#### INSTRUCTIONS TO FOLLOW
In the data below, find each line containing the string "case" and return it.
--------
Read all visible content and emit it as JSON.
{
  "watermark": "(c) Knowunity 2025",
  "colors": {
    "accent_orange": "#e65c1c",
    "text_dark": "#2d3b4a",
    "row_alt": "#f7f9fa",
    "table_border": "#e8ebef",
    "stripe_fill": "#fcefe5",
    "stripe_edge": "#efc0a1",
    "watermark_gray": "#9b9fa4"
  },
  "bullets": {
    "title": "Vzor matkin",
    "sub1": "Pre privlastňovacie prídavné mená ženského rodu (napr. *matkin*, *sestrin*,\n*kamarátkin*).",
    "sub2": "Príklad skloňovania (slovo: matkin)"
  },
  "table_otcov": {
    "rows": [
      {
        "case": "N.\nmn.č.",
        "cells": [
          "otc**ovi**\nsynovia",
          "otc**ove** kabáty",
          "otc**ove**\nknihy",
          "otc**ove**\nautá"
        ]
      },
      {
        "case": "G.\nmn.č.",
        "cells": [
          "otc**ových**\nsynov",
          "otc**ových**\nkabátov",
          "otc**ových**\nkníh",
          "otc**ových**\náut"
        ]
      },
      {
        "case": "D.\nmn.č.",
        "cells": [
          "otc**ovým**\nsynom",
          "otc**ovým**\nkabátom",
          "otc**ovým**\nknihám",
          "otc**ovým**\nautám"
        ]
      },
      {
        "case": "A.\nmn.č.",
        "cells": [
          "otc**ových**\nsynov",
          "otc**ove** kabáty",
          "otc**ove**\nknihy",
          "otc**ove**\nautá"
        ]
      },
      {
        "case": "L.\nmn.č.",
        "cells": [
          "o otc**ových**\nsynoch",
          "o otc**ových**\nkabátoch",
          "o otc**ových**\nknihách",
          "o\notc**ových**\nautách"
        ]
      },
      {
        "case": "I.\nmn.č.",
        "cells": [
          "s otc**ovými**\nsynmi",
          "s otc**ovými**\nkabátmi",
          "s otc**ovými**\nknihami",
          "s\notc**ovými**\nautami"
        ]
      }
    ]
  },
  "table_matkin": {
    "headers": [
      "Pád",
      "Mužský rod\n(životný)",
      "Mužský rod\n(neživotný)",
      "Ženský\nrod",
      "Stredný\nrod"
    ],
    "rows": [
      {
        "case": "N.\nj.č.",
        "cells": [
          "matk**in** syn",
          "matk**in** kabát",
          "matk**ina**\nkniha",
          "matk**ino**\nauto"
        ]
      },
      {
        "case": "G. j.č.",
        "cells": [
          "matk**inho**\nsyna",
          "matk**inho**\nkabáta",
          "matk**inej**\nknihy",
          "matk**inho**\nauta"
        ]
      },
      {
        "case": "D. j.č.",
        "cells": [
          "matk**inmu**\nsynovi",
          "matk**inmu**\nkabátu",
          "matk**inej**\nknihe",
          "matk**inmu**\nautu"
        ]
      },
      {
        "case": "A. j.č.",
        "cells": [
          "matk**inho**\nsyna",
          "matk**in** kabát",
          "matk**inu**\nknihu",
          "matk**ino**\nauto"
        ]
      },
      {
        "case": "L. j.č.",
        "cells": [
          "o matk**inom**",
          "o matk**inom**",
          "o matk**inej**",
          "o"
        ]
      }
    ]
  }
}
--------
#### CORRECT ANSWER
        "case": "N.\nmn.č.",
        "case": "G.\nmn.č.",
        "case": "D.\nmn.č.",
        "case": "A.\nmn.č.",
        "case": "L.\nmn.č.",
        "case": "I.\nmn.č.",
        "case": "N.\nj.č.",
        "case": "G. j.č.",
        "case": "D. j.č.",
        "case": "A. j.č.",
        "case": "L. j.č.",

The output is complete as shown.